→ What is being asked: Restate every entry word for word.

(Stored data)
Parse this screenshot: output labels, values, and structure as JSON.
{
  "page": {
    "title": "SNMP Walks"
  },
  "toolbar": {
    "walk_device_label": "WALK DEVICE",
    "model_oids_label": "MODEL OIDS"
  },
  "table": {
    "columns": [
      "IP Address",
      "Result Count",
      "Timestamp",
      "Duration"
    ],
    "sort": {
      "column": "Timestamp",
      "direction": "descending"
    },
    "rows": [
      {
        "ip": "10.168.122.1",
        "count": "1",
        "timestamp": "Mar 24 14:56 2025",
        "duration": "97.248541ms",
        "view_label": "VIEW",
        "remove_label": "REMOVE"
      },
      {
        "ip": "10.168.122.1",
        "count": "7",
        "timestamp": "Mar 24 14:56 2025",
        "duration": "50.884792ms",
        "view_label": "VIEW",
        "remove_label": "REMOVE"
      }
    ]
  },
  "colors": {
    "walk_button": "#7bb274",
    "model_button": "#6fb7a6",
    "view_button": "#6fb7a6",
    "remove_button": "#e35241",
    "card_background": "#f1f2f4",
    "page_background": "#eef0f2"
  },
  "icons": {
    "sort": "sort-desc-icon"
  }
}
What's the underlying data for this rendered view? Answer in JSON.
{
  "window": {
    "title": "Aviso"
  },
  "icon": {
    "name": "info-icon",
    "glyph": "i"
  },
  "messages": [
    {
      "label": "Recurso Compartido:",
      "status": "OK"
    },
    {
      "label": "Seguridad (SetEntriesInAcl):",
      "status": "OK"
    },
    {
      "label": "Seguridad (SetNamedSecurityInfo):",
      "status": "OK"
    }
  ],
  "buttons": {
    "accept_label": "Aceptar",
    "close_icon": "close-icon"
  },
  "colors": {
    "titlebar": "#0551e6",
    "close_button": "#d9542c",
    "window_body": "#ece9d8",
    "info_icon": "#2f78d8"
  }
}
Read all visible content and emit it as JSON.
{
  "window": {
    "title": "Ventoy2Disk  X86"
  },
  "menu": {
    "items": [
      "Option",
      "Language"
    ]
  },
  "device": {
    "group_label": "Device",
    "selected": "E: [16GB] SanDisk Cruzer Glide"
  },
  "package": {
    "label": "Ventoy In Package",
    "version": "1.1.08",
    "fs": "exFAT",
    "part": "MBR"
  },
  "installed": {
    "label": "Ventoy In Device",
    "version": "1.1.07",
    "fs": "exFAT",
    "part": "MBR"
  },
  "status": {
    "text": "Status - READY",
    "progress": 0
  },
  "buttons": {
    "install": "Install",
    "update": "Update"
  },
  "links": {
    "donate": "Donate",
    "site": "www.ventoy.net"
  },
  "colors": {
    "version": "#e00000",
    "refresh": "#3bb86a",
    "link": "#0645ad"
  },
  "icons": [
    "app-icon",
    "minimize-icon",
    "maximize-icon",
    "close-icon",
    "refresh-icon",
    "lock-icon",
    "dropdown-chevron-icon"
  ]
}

→ Reply:
Parse this screenshot: output labels, values, and structure as JSON.
{
  "page": {
    "title": "SNMP Walks"
  },
  "toolbar": {
    "walk_device_label": "WALK DEVICE",
    "model_oids_label": "MODEL OIDS"
  },
  "table": {
    "columns": [
      "IP Address",
      "Result Count",
      "Timestamp",
      "Duration"
    ],
    "sort": {
      "column": "Timestamp",
      "direction": "descending"
    },
    "rows": [
      {
        "ip": "10.168.122.1",
        "count": "1",
        "timestamp": "Mar 24 14:56 2025",
        "duration": "97.248541ms",
        "view_label": "VIEW",
        "remove_label": "REMOVE"
      },
      {
        "ip": "10.168.122.1",
        "count": "7",
        "timestamp": "Mar 24 14:56 2025",
        "duration": "50.884792ms",
        "view_label": "VIEW",
        "remove_label": "REMOVE"
      }
    ]
  },
  "colors": {
    "walk_button": "#7bb274",
    "model_button": "#6fb7a6",
    "view_button": "#6fb7a6",
    "remove_button": "#e35241",
    "card_background": "#f1f2f4",
    "page_background": "#eef0f2"
  },
  "icons": {
    "sort": "sort-desc-icon"
  }
}
What's the underlying data for this rendered view? Answer in JSON.
{
  "window": {
    "title": "Aviso"
  },
  "icon": {
    "name": "info-icon",
    "glyph": "i"
  },
  "messages": [
    {
      "label": "Recurso Compartido:",
      "status": "OK"
    },
    {
      "label": "Seguridad (SetEntriesInAcl):",
      "status": "OK"
    },
    {
      "label": "Seguridad (SetNamedSecurityInfo):",
      "status": "OK"
    }
  ],
  "buttons": {
    "accept_label": "Aceptar",
    "close_icon": "close-icon"
  },
  "colors": {
    "titlebar": "#0551e6",
    "close_button": "#d9542c",
    "window_body": "#ece9d8",
    "info_icon": "#2f78d8"
  }
}
Read all visible content and emit it as JSON.
{
  "window": {
    "title": "Ventoy2Disk  X86"
  },
  "menu": {
    "items": [
      "Option",
      "Language"
    ]
  },
  "device": {
    "group_label": "Device",
    "selected": "E: [16GB] SanDisk Cruzer Glide"
  },
  "package": {
    "label": "Ventoy In Package",
    "version": "1.1.08",
    "fs": "exFAT",
    "part": "MBR"
  },
  "installed": {
    "label": "Ventoy In Device",
    "version": "1.1.07",
    "fs": "exFAT",
    "part": "MBR"
  },
  "status": {
    "text": "Status - READY",
    "progress": 0
  },
  "buttons": {
    "install": "Install",
    "update": "Update"
  },
  "links": {
    "donate": "Donate",
    "site": "www.ventoy.net"
  },
  "colors": {
    "version": "#e00000",
    "refresh": "#3bb86a",
    "link": "#0645ad"
  },
  "icons": [
    "app-icon",
    "minimize-icon",
    "maximize-icon",
    "close-icon",
    "refresh-icon",
    "lock-icon",
    "dropdown-chevron-icon"
  ]
}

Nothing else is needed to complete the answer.